== RECORD EXTRACTS ==
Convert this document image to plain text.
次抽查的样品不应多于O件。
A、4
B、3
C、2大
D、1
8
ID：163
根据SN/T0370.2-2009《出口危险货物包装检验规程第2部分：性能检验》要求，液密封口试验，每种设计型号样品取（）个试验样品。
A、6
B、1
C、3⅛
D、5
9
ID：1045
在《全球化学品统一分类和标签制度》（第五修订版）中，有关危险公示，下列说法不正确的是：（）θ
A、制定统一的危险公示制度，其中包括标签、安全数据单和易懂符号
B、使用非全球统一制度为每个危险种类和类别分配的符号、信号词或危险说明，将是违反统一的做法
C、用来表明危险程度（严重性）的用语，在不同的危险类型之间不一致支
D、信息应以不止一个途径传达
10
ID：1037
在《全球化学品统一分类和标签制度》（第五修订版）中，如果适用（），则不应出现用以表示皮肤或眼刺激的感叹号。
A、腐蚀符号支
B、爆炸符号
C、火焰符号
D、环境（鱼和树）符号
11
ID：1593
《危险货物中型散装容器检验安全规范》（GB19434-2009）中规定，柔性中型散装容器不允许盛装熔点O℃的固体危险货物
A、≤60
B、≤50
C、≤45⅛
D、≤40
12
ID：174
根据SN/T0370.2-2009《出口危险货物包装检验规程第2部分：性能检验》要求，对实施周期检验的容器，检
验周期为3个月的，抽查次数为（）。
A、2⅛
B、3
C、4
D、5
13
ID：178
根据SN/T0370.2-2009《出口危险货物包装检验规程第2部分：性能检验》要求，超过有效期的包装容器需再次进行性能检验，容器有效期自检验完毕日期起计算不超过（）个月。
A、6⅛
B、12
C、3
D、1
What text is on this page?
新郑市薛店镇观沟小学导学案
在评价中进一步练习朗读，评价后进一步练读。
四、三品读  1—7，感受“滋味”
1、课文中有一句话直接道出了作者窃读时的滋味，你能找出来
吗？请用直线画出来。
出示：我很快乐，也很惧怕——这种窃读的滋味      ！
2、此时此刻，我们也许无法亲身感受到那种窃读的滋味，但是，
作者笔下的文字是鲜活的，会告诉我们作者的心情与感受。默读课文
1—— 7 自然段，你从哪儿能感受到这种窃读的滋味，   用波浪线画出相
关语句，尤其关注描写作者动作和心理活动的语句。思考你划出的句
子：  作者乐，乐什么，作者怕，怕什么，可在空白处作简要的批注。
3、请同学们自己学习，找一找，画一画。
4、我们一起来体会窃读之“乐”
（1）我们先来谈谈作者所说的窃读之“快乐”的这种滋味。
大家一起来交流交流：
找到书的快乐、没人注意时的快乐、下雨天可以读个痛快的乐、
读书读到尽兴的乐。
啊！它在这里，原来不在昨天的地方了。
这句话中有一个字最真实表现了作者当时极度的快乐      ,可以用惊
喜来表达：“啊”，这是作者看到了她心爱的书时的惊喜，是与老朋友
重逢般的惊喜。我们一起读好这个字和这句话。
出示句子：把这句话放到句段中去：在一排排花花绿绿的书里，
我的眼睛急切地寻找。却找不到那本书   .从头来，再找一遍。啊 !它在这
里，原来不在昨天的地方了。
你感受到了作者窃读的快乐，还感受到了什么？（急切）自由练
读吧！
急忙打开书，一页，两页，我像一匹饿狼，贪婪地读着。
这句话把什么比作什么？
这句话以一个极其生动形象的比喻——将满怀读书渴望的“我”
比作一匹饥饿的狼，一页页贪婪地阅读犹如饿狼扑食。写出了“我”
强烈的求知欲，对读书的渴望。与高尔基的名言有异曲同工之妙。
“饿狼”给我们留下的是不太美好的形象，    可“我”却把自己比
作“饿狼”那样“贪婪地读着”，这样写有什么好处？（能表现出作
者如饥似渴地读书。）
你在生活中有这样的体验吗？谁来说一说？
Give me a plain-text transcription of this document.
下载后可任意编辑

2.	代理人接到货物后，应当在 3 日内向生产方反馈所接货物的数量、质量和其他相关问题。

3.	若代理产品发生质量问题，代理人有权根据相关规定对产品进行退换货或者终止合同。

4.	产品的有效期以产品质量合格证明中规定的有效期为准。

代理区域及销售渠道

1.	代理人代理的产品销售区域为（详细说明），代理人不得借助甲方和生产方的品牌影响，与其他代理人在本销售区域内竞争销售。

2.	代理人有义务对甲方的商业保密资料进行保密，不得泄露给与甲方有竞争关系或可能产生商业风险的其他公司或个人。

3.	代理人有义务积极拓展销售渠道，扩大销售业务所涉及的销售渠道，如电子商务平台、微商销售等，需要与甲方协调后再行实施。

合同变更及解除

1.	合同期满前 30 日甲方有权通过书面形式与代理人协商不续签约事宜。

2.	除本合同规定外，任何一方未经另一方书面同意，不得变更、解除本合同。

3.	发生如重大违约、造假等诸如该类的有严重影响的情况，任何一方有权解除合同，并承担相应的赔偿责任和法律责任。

== GIVEN INSTRUCTION ==
Every entry above needs to be quoted exactly.

== TASK RESPONSE ==
Convert this document image to plain text.
次抽查的样品不应多于O件。
A、4
B、3
C、2大
D、1
8
ID：163
根据SN/T0370.2-2009《出口危险货物包装检验规程第2部分：性能检验》要求，液密封口试验，每种设计型号样品取（）个试验样品。
A、6
B、1
C、3⅛
D、5
9
ID：1045
在《全球化学品统一分类和标签制度》（第五修订版）中，有关危险公示，下列说法不正确的是：（）θ
A、制定统一的危险公示制度，其中包括标签、安全数据单和易懂符号
B、使用非全球统一制度为每个危险种类和类别分配的符号、信号词或危险说明，将是违反统一的做法
C、用来表明危险程度（严重性）的用语，在不同的危险类型之间不一致支
D、信息应以不止一个途径传达
10
ID：1037
在《全球化学品统一分类和标签制度》（第五修订版）中，如果适用（），则不应出现用以表示皮肤或眼刺激的感叹号。
A、腐蚀符号支
B、爆炸符号
C、火焰符号
D、环境（鱼和树）符号
11
ID：1593
《危险货物中型散装容器检验安全规范》（GB19434-2009）中规定，柔性中型散装容器不允许盛装熔点O℃的固体危险货物
A、≤60
B、≤50
C、≤45⅛
D、≤40
12
ID：174
根据SN/T0370.2-2009《出口危险货物包装检验规程第2部分：性能检验》要求，对实施周期检验的容器，检
验周期为3个月的，抽查次数为（）。
A、2⅛
B、3
C、4
D、5
13
ID：178
根据SN/T0370.2-2009《出口危险货物包装检验规程第2部分：性能检验》要求，超过有效期的包装容器需再次进行性能检验，容器有效期自检验完毕日期起计算不超过（）个月。
A、6⅛
B、12
C、3
D、1
What text is on this page?
新郑市薛店镇观沟小学导学案
在评价中进一步练习朗读，评价后进一步练读。
四、三品读  1—7，感受“滋味”
1、课文中有一句话直接道出了作者窃读时的滋味，你能找出来
吗？请用直线画出来。
出示：我很快乐，也很惧怕——这种窃读的滋味      ！
2、此时此刻，我们也许无法亲身感受到那种窃读的滋味，但是，
作者笔下的文字是鲜活的，会告诉我们作者的心情与感受。默读课文
1—— 7 自然段，你从哪儿能感受到这种窃读的滋味，   用波浪线画出相
关语句，尤其关注描写作者动作和心理活动的语句。思考你划出的句
子：  作者乐，乐什么，作者怕，怕什么，可在空白处作简要的批注。
3、请同学们自己学习，找一找，画一画。
4、我们一起来体会窃读之“乐”
（1）我们先来谈谈作者所说的窃读之“快乐”的这种滋味。
大家一起来交流交流：
找到书的快乐、没人注意时的快乐、下雨天可以读个痛快的乐、
读书读到尽兴的乐。
啊！它在这里，原来不在昨天的地方了。
这句话中有一个字最真实表现了作者当时极度的快乐      ,可以用惊
喜来表达：“啊”，这是作者看到了她心爱的书时的惊喜，是与老朋友
重逢般的惊喜。我们一起读好这个字和这句话。
出示句子：把这句话放到句段中去：在一排排花花绿绿的书里，
我的眼睛急切地寻找。却找不到那本书   .从头来，再找一遍。啊 !它在这
里，原来不在昨天的地方了。
你感受到了作者窃读的快乐，还感受到了什么？（急切）自由练
读吧！
急忙打开书，一页，两页，我像一匹饿狼，贪婪地读着。
这句话把什么比作什么？
这句话以一个极其生动形象的比喻——将满怀读书渴望的“我”
比作一匹饥饿的狼，一页页贪婪地阅读犹如饿狼扑食。写出了“我”
强烈的求知欲，对读书的渴望。与高尔基的名言有异曲同工之妙。
“饿狼”给我们留下的是不太美好的形象，    可“我”却把自己比
作“饿狼”那样“贪婪地读着”，这样写有什么好处？（能表现出作
者如饥似渴地读书。）
你在生活中有这样的体验吗？谁来说一说？
Give me a plain-text transcription of this document.
下载后可任意编辑

2.	代理人接到货物后，应当在 3 日内向生产方反馈所接货物的数量、质量和其他相关问题。

3.	若代理产品发生质量问题，代理人有权根据相关规定对产品进行退换货或者终止合同。

4.	产品的有效期以产品质量合格证明中规定的有效期为准。

代理区域及销售渠道

1.	代理人代理的产品销售区域为（详细说明），代理人不得借助甲方和生产方的品牌影响，与其他代理人在本销售区域内竞争销售。

2.	代理人有义务对甲方的商业保密资料进行保密，不得泄露给与甲方有竞争关系或可能产生商业风险的其他公司或个人。

3.	代理人有义务积极拓展销售渠道，扩大销售业务所涉及的销售渠道，如电子商务平台、微商销售等，需要与甲方协调后再行实施。

合同变更及解除

1.	合同期满前 30 日甲方有权通过书面形式与代理人协商不续签约事宜。

2.	除本合同规定外，任何一方未经另一方书面同意，不得变更、解除本合同。

3.	发生如重大违约、造假等诸如该类的有严重影响的情况，任何一方有权解除合同，并承担相应的赔偿责任和法律责任。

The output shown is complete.